## [YOUR TASKS]
1. Write out the stretch from "Exactly how do" through "2.0, or 2.6?" in the turbine exhaust temperature excerpt below.
2. Using the turbine exhaust temperature excerpt below, decide whether each statement agrees with it, answering yes or no and quoting the deciding words: (a) The high exhaust temperature alarm is annunciated when the average exhaust temperature exceeds the reference/limit by 25 deg F. (b) The turbine is tripped once the average exhaust temperature exceeds the reference/limit by 25 deg F. (c) The signal name for the average exhaust temperature is TTXM.

** BEGIN EXCERPT **

When the average exhaust temperature exceeds the exhaust temperature reference/limit by 25 deg F the high exhaust temperature alarm will be annunciated.

When the average exhaust temperature value exceeds the exhaust temperature reference/limit by more than 40 deg F the turbine will be tripped on exhaust over temperature.

When did this problem begin--after a maintenance outage or a previous turbine trip?

Exactly how do you know the precise color of the flame in the combustors? Are there color cameras in all the combustors, or two of the combustors, or four of the combustors? Or are you estimating the color of the flame based on the flame sensor intensity indication? If it's the latter, where did you get the chart or information about what flame colors correspond to what intensity ranges? From GE, or the flame sensor manufacturer, or from the Internet?

Does the gas turbine have conventional combustors or DLN combustors?

If the gas turbine has DLN combustors, which version of DLN combustors does it have--I or 2.0, or 2.6?

What was the value of the average exhaust temperature, signal name TTXM, in the 20 seconds prior to the trip?

** END EXCERPT **
** BEGIN SUPPLIED INFORMATION **

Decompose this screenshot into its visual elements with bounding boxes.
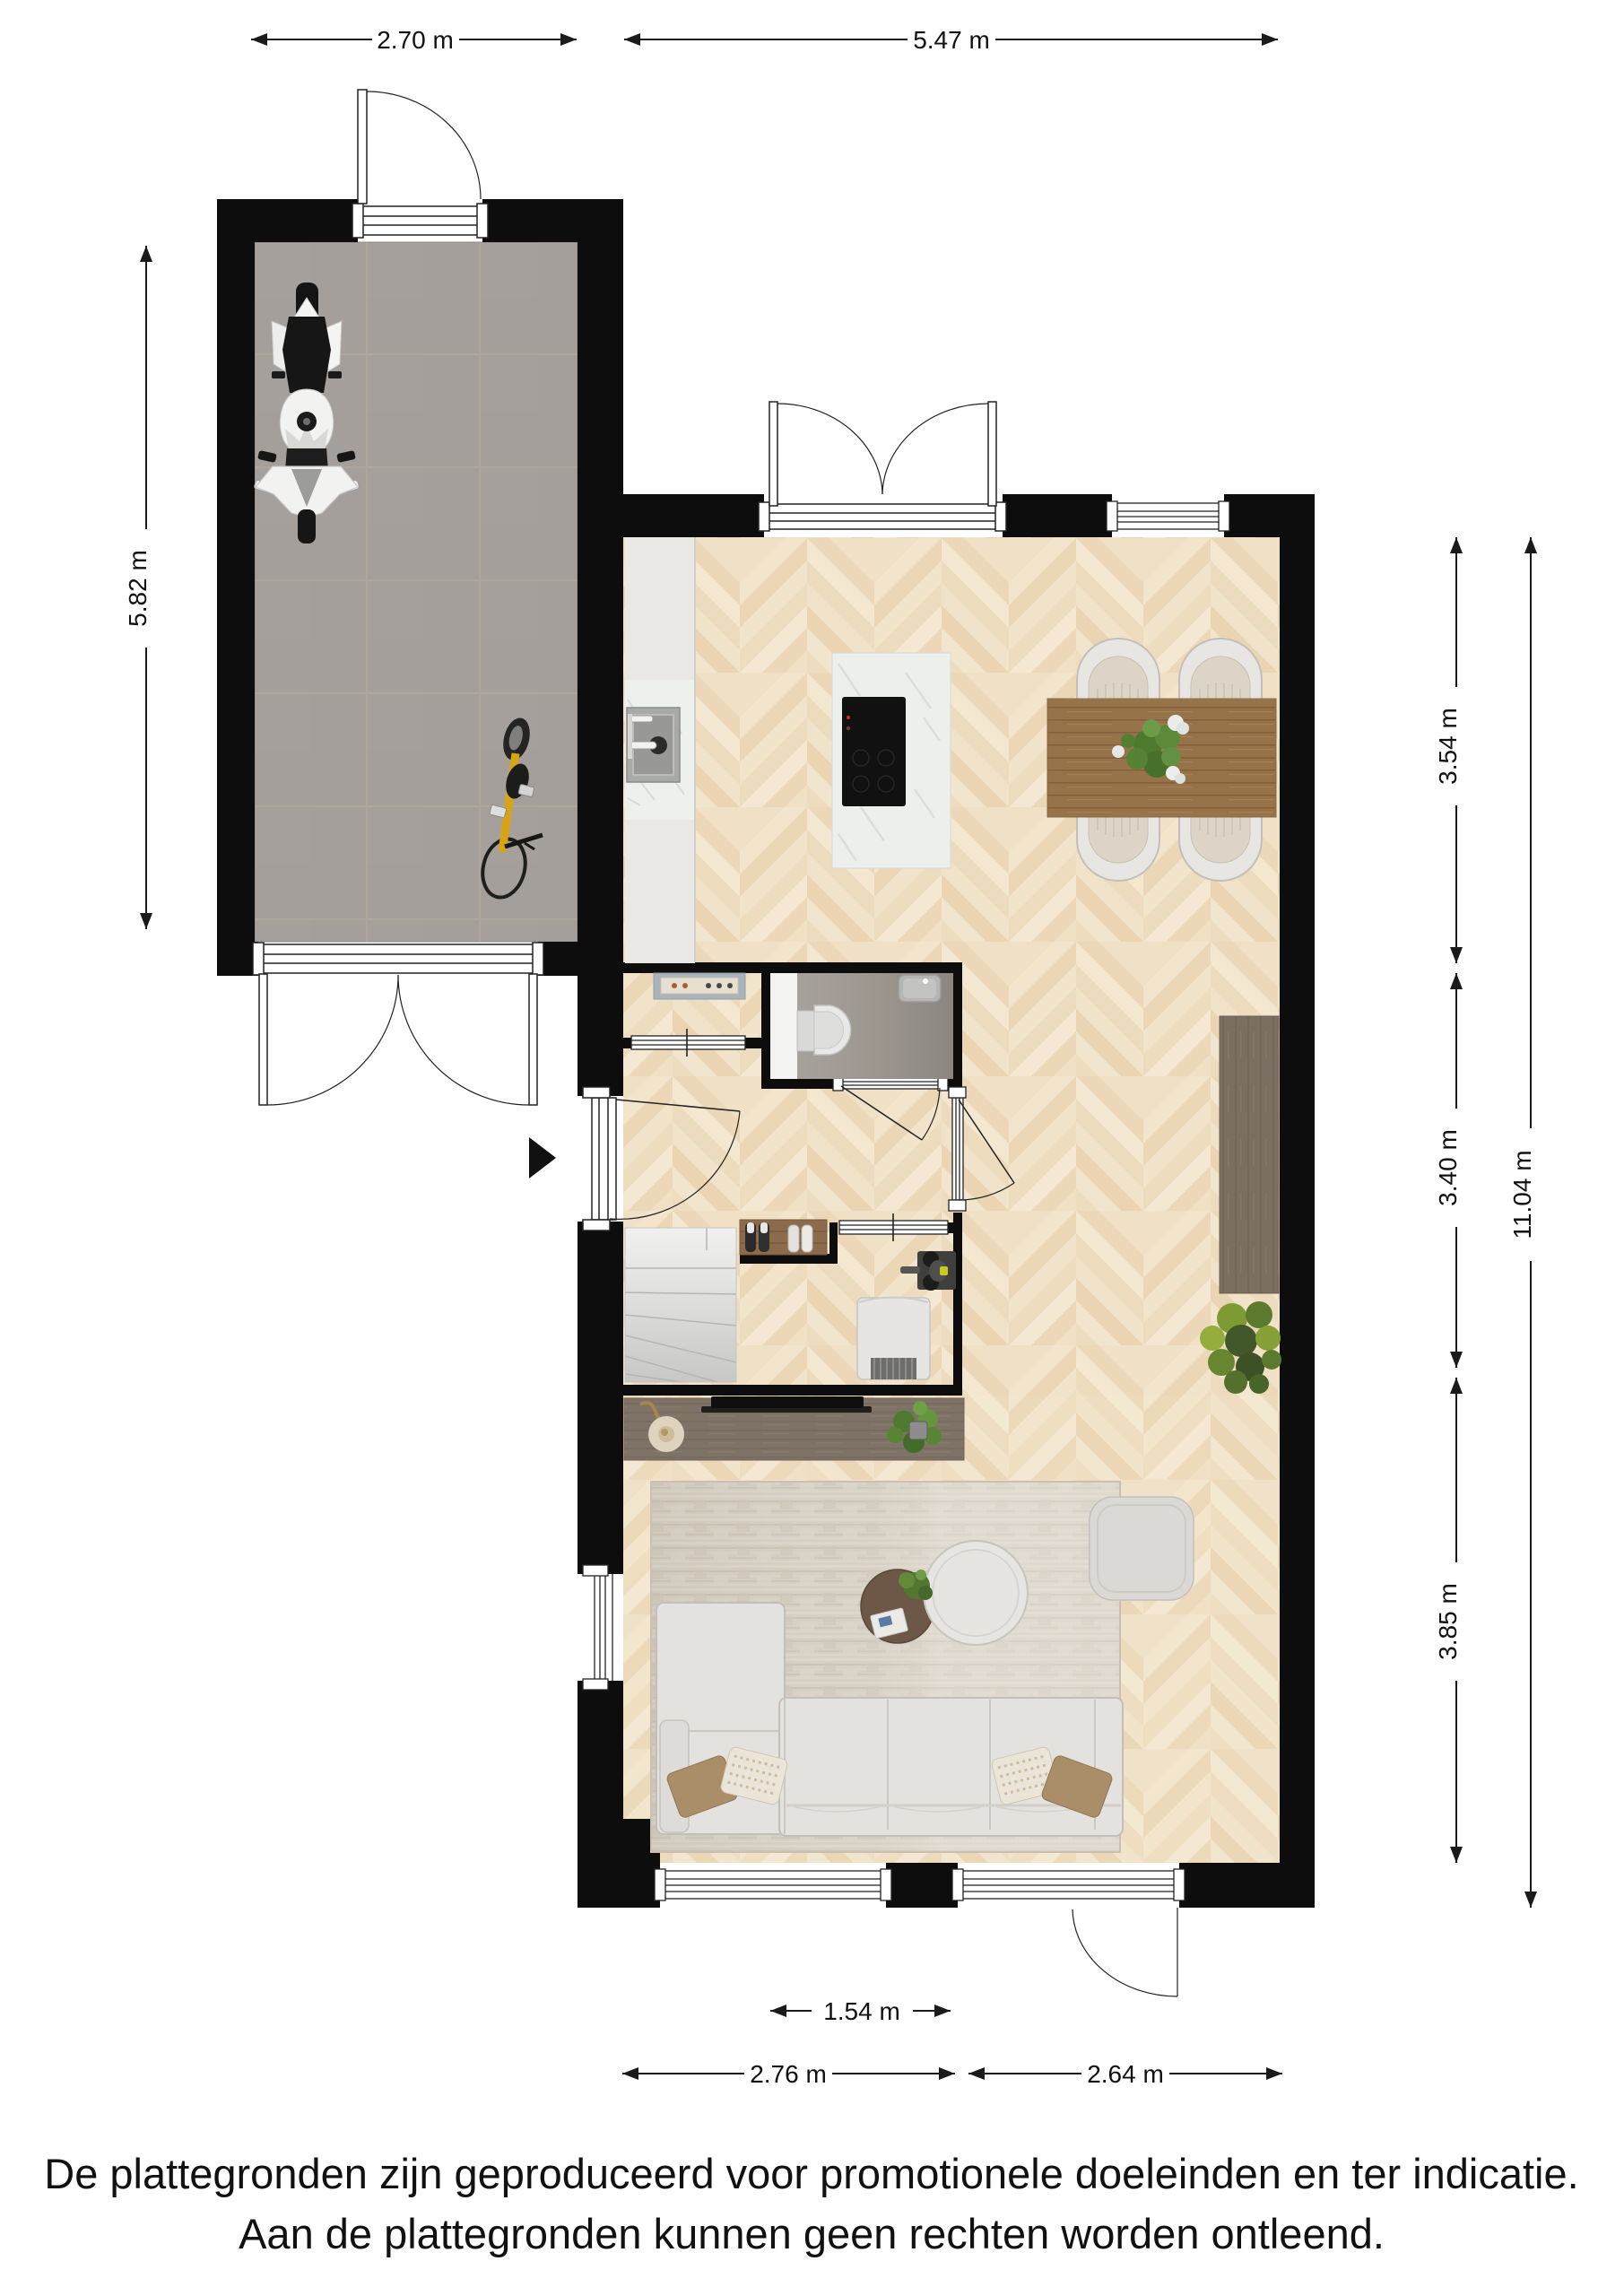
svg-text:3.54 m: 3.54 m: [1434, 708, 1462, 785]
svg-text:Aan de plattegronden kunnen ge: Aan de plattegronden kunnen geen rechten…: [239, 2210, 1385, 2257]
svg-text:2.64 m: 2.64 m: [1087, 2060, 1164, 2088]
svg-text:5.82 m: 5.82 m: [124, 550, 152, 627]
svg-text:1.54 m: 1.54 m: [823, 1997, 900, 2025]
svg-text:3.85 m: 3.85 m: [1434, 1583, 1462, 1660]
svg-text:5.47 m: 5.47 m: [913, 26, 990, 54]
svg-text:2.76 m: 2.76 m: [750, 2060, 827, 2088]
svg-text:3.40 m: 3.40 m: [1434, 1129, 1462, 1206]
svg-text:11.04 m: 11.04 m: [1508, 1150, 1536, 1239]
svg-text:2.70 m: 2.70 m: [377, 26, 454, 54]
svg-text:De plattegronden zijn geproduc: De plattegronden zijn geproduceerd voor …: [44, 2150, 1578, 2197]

** END SUPPLIED INFORMATION **

## [ANSWERS TO THE EXERCISE]
1.
Exactly how do you know the precise color of the flame in the combustors? Are there color cameras in all the combustors, or two of the combustors, or four of the combustors? Or are you estimating the color of the flame based on the flame sensor intensity indication? If it's the latter, where did you get the chart or information about what flame colors correspond to what intensity ranges? From GE, or the flame sensor manufacturer, or from the Internet?

Does the gas turbine have conventional combustors or DLN combustors?

If the gas turbine has DLN combustors, which version of DLN combustors does it have--I or 2.0, or 2.6?

2.
(a) Yes: "When the average exhaust temperature exceeds the exhaust temperature reference/limit by 25 deg F the high exhaust temperature alarm will be annunciated."
(b) No: "exceeds the exhaust temperature reference/limit by more than 40 deg F the turbine will be tripped on exhaust over temperature."
(c) Yes: "the average exhaust temperature, signal name TTXM"